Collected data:
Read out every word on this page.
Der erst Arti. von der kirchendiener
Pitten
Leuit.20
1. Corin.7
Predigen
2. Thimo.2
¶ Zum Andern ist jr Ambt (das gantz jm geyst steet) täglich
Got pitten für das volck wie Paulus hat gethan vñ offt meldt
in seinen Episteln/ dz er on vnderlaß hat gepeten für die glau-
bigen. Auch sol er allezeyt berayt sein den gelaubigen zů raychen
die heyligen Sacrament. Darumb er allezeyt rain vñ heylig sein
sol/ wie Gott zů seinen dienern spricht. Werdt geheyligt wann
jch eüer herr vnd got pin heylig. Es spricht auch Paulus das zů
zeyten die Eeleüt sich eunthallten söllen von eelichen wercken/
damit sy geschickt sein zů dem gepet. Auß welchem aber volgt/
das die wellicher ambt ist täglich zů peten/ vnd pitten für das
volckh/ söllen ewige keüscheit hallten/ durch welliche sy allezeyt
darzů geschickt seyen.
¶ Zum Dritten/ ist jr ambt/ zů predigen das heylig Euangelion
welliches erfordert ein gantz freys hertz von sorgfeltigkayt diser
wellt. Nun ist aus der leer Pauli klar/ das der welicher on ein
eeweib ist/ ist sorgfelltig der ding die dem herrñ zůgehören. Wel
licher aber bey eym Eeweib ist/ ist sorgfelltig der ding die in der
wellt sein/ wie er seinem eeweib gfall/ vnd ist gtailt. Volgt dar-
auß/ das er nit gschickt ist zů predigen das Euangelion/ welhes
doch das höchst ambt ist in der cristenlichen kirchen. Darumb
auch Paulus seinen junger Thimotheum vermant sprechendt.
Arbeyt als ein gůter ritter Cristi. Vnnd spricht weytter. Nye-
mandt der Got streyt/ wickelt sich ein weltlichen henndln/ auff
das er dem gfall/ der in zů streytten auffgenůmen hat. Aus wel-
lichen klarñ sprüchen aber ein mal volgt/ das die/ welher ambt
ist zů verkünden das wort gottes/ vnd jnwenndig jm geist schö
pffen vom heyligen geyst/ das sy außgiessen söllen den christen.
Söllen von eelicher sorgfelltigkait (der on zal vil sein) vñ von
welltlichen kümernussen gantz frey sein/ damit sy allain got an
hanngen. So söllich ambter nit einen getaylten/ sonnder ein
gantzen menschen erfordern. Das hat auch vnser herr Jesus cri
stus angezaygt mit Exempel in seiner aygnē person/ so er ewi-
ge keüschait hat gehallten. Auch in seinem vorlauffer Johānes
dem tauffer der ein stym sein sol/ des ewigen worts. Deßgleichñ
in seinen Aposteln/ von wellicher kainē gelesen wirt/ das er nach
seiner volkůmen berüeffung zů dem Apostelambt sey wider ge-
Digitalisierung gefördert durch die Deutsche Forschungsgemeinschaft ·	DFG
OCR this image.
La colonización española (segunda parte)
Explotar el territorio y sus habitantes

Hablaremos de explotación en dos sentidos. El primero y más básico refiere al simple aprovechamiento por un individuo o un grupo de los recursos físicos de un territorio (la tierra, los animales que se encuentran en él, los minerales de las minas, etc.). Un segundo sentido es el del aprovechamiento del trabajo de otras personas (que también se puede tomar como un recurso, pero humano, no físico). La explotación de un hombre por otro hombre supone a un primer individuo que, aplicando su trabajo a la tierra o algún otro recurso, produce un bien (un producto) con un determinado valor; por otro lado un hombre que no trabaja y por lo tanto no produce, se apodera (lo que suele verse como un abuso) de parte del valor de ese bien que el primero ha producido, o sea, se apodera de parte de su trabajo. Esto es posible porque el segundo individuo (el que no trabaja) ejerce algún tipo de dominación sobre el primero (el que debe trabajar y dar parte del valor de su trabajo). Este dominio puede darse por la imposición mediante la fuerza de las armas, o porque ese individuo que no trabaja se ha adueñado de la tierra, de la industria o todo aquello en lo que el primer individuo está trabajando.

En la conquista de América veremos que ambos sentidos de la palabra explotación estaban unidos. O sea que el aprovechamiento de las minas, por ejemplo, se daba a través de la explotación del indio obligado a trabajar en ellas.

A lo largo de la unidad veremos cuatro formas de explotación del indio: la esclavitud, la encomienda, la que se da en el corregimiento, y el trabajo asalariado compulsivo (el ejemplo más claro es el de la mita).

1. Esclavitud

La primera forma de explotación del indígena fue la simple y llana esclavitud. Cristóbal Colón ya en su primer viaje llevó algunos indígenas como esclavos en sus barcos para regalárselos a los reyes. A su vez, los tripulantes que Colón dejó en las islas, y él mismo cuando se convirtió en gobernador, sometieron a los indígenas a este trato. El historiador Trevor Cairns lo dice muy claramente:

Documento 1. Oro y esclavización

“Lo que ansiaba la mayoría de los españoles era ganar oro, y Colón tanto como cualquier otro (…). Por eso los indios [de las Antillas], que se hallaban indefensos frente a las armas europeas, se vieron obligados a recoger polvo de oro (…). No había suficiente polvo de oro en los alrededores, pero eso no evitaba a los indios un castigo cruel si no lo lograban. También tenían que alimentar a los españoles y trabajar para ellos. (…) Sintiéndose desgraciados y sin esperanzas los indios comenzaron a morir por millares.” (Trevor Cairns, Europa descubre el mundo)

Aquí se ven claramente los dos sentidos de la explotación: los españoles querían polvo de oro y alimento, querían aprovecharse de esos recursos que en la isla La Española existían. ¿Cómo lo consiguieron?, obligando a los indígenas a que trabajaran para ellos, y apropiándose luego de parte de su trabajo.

Stated exercise
Report each line in the data that holds the word "damit".

Solution
damit sy geschickt sein zů dem gepet. Auß welchem aber volgt/
welltlichen kümernussen gantz frey sein/ damit sy allain got an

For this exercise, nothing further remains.